What to work on ▸
Copy every line that holds "участков".
++++++++++++++++++++
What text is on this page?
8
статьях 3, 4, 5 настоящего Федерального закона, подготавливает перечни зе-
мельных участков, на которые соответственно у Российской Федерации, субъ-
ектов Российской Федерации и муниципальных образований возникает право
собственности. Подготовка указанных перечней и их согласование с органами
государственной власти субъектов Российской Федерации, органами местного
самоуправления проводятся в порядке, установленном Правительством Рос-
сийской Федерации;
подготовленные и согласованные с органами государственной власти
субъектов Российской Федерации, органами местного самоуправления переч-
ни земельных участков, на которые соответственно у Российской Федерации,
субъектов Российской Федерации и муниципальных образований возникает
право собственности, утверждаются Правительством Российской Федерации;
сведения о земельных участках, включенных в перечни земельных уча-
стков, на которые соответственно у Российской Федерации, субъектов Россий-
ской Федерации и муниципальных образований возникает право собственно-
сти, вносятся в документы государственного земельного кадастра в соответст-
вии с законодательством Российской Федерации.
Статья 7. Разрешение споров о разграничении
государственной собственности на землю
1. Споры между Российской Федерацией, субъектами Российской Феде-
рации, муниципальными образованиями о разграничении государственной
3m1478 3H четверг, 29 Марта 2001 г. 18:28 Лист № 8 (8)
++++++++++++++++++++
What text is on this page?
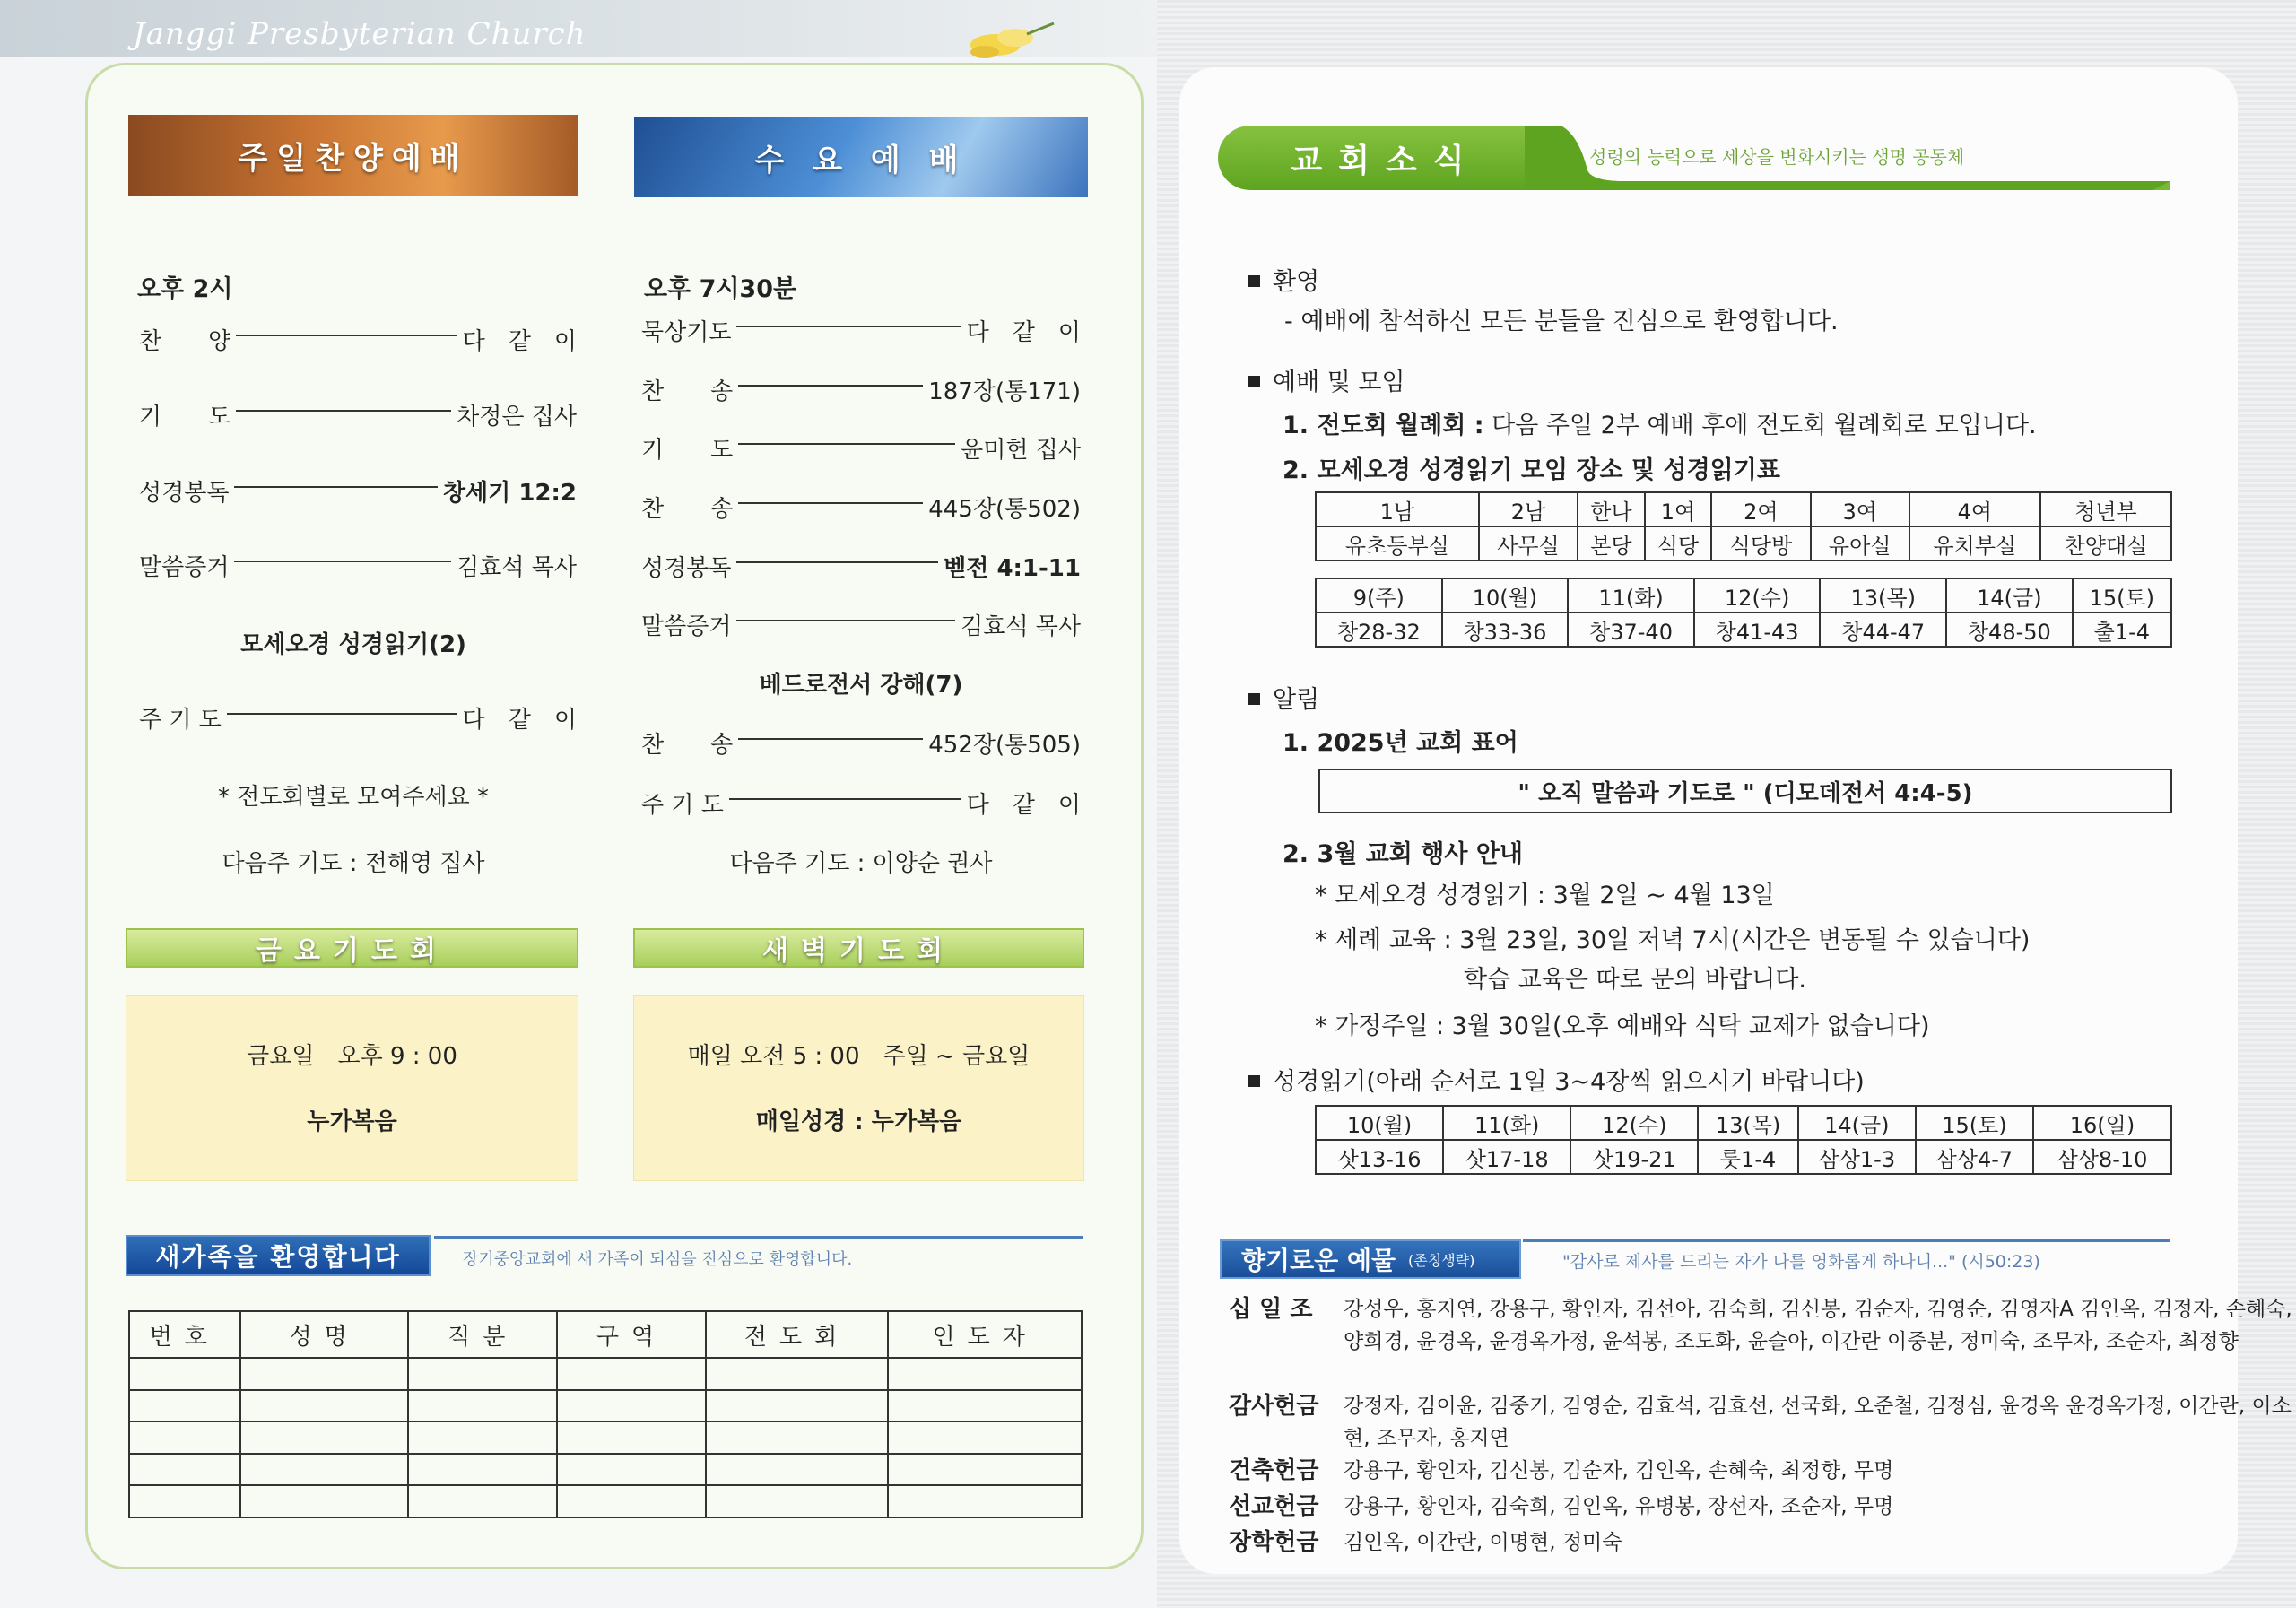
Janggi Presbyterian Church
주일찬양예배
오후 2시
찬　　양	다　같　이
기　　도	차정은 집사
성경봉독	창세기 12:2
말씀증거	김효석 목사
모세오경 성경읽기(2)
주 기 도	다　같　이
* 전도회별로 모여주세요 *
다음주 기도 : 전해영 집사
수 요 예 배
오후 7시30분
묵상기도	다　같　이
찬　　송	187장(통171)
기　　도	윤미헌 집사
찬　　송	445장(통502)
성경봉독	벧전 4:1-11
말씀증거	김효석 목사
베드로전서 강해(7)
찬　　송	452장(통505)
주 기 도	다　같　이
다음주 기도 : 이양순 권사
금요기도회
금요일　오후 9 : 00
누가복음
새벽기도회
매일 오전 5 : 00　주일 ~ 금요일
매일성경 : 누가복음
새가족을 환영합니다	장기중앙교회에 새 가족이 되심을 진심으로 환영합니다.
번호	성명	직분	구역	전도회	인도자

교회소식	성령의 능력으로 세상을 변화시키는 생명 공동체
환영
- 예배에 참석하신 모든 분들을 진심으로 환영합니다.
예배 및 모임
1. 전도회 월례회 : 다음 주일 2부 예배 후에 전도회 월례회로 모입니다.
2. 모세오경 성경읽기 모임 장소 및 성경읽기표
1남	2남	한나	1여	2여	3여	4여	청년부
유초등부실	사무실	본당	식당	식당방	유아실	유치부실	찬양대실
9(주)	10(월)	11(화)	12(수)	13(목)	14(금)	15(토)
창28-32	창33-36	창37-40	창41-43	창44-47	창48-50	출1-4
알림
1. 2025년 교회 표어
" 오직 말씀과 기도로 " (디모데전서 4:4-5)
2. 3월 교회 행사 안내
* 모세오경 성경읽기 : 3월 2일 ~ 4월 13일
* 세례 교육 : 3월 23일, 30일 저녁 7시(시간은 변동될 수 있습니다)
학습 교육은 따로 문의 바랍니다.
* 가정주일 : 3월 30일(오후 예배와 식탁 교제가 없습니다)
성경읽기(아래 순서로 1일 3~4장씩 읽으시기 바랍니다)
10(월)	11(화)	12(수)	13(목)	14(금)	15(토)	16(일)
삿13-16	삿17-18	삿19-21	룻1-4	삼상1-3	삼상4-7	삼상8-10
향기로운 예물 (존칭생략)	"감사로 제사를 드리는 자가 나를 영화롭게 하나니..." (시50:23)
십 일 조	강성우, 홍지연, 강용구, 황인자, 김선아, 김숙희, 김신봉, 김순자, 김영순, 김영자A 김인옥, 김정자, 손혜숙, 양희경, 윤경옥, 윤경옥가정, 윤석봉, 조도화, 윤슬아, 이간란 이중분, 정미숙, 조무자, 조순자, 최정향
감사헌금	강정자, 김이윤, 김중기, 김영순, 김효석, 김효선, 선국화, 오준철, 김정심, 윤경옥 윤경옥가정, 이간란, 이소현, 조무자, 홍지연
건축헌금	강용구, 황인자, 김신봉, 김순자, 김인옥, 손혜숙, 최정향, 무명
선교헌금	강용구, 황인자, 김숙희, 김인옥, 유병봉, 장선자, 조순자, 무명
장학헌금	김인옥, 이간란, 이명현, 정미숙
++++++++++++++++++++
Answer to this exercise ▸
мельных участков, на которые соответственно у Российской Федерации, субъ-
ни земельных участков, на которые соответственно у Российской Федерации,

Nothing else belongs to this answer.